- _Instruction_: Of all the lines in these entries, how many contain the string "Calm"? Give only that count.

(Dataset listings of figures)
____

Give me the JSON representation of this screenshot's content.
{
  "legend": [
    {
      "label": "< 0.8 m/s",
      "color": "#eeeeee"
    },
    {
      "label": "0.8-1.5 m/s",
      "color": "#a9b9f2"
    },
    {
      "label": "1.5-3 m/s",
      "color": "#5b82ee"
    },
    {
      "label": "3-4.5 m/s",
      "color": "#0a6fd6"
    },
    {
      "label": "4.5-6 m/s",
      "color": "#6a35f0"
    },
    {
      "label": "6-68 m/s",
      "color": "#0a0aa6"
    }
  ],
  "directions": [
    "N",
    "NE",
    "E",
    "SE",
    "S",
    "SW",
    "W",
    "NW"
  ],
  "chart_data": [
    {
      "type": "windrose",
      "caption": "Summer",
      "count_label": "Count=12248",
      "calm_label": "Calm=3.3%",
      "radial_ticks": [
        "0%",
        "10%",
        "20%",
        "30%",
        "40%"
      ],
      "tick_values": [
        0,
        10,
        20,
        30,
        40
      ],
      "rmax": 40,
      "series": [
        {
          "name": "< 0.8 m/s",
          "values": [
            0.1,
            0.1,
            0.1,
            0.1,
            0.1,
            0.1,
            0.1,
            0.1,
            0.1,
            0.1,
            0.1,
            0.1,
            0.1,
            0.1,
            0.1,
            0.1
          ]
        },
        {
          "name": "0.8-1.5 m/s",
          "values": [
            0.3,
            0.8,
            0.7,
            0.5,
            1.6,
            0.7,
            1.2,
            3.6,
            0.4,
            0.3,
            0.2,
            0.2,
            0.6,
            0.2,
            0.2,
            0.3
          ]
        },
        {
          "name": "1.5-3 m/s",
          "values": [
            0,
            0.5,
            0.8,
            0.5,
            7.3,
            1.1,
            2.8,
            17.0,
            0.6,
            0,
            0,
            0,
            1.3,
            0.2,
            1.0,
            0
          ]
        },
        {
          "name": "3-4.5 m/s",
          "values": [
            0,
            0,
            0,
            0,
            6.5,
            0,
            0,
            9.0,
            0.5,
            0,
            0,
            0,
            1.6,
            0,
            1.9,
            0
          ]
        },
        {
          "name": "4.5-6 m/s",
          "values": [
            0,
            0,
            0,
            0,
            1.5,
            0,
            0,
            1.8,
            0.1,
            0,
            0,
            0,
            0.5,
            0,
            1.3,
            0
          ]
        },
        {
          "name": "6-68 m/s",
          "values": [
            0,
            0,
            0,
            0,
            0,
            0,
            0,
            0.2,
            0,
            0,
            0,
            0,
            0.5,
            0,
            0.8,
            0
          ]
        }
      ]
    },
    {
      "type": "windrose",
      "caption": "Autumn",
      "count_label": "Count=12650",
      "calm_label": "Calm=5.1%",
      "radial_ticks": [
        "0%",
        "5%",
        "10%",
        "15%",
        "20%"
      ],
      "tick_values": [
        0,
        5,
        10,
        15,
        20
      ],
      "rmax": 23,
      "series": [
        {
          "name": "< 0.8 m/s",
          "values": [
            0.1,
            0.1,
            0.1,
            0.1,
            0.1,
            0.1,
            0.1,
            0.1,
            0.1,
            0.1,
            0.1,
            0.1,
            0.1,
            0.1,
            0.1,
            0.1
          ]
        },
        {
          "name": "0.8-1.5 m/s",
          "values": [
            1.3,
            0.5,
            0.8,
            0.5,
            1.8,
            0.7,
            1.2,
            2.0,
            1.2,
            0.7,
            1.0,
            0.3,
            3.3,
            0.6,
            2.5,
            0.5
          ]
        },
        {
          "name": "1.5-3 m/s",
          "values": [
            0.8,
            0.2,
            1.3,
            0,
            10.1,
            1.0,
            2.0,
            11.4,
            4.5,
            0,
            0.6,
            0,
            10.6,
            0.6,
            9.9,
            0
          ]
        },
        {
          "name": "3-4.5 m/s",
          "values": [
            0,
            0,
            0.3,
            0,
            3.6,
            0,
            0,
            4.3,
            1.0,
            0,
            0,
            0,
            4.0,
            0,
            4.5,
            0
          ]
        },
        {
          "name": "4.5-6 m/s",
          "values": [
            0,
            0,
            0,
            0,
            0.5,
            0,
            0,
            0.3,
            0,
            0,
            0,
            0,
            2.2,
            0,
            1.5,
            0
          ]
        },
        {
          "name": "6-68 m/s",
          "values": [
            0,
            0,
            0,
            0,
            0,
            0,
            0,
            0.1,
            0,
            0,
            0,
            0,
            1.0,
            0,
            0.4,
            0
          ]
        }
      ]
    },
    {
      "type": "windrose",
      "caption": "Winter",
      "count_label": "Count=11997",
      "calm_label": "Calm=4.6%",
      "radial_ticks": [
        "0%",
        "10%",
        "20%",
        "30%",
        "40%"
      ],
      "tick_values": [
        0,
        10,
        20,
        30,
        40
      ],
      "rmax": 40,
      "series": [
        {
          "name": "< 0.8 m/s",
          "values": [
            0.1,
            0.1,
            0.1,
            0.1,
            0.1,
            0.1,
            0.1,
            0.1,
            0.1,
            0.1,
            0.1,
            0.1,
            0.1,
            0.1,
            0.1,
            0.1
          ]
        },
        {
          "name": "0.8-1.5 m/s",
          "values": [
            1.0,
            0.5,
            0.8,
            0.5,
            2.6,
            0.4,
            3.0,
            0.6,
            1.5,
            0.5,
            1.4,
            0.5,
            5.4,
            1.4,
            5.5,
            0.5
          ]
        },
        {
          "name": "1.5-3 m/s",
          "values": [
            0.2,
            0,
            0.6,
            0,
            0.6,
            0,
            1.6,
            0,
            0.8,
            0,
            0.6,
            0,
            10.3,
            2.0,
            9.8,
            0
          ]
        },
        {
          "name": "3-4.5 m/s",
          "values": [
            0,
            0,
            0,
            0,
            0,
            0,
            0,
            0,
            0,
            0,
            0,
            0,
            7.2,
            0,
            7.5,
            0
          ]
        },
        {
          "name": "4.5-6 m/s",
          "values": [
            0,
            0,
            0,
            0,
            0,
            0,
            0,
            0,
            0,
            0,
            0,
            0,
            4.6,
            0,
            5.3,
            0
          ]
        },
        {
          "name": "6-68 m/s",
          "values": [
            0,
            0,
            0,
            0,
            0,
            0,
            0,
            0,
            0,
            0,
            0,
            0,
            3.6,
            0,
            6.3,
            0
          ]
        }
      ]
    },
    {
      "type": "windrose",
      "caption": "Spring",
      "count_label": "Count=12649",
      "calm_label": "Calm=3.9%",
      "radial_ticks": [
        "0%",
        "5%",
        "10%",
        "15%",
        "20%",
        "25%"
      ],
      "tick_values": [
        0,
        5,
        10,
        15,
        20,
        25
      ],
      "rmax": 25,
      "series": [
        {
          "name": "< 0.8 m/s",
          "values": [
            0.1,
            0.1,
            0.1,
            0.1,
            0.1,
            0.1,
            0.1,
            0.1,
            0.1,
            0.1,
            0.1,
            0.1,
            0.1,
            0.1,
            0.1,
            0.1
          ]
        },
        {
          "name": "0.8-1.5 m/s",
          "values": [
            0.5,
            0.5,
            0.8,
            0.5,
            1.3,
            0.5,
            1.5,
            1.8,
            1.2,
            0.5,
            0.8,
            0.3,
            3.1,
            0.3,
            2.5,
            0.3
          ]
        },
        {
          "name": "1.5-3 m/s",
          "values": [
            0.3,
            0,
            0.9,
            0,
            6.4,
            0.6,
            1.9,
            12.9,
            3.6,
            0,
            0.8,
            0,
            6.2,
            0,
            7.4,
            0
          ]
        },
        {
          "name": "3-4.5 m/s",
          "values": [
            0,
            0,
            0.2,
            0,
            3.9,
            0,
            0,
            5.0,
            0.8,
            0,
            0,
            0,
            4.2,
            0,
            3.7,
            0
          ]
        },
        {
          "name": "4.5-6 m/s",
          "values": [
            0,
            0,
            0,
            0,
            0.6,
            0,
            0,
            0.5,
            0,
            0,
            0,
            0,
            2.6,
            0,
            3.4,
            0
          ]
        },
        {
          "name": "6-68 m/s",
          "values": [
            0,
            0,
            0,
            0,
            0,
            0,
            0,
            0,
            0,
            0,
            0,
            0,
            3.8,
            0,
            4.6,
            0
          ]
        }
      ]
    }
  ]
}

____

- _Reply to the task_: 4